Your task is to filter the data below down to the lines holding "Form".

== Entries supplied ==
* * *

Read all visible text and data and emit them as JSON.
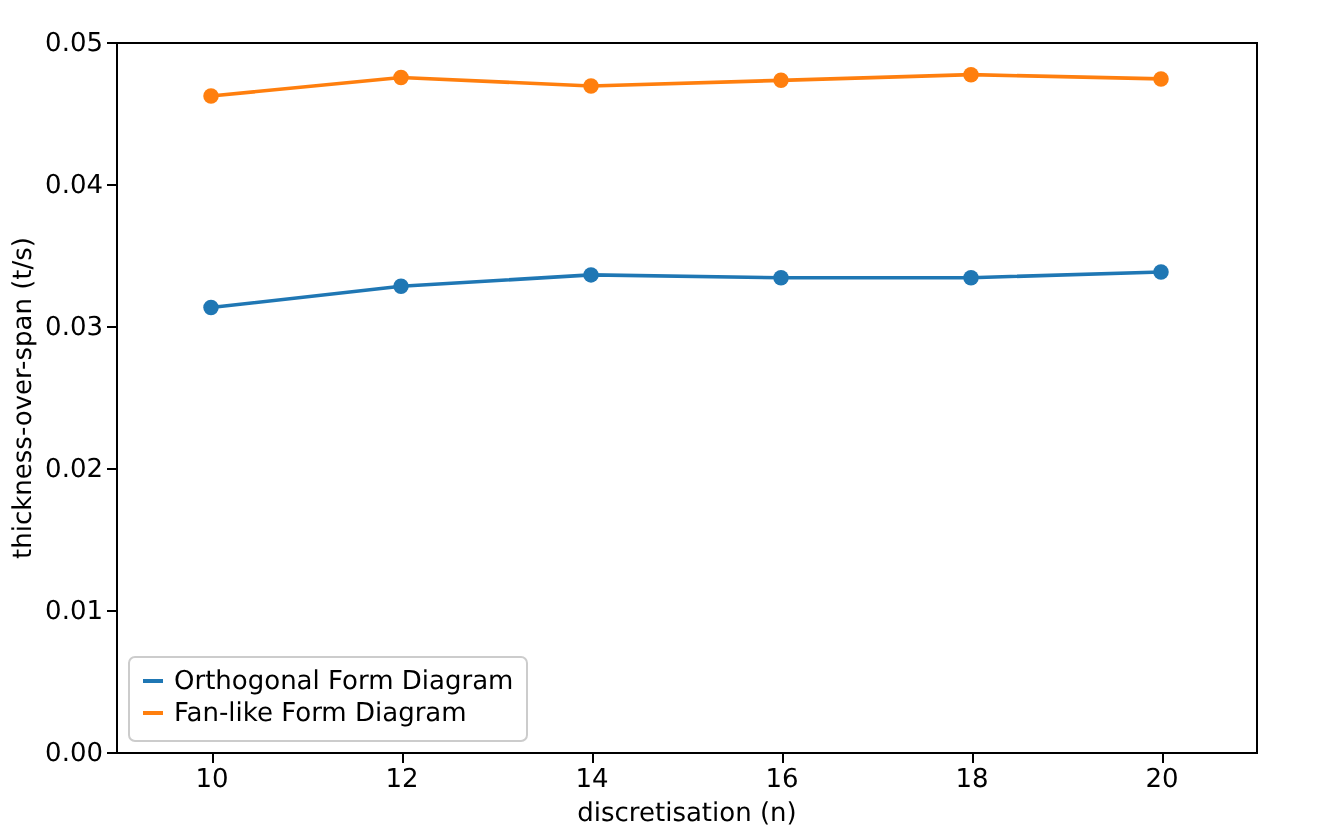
{
  "chart_data": {
    "type": "line",
    "xlabel": "discretisation (n)",
    "ylabel": "thickness-over-span (t/s)",
    "x": [
      10,
      12,
      14,
      16,
      18,
      20
    ],
    "series": [
      {
        "name": "Orthogonal Form Diagram",
        "color": "#1f77b4",
        "values": [
          0.0313,
          0.0328,
          0.0336,
          0.0334,
          0.0334,
          0.0338
        ]
      },
      {
        "name": "Fan-like Form Diagram",
        "color": "#ff7f0e",
        "values": [
          0.0462,
          0.0475,
          0.0469,
          0.0473,
          0.0477,
          0.0474
        ]
      }
    ],
    "xlim": [
      9,
      21
    ],
    "xticks": [
      10,
      12,
      14,
      16,
      18,
      20
    ],
    "ylim": [
      0,
      0.05
    ],
    "yticks": [
      {
        "value": 0,
        "label": "0.00"
      },
      {
        "value": 0.01,
        "label": "0.01"
      },
      {
        "value": 0.02,
        "label": "0.02"
      },
      {
        "value": 0.03,
        "label": "0.03"
      },
      {
        "value": 0.04,
        "label": "0.04"
      },
      {
        "value": 0.05,
        "label": "0.05"
      }
    ],
    "legend": "bottom left",
    "marker": "circle",
    "line_style": "solid",
    "grid": false
  }
}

* * *

== Result ==
        "name": "Orthogonal Form Diagram",
        "name": "Fan-like Form Diagram",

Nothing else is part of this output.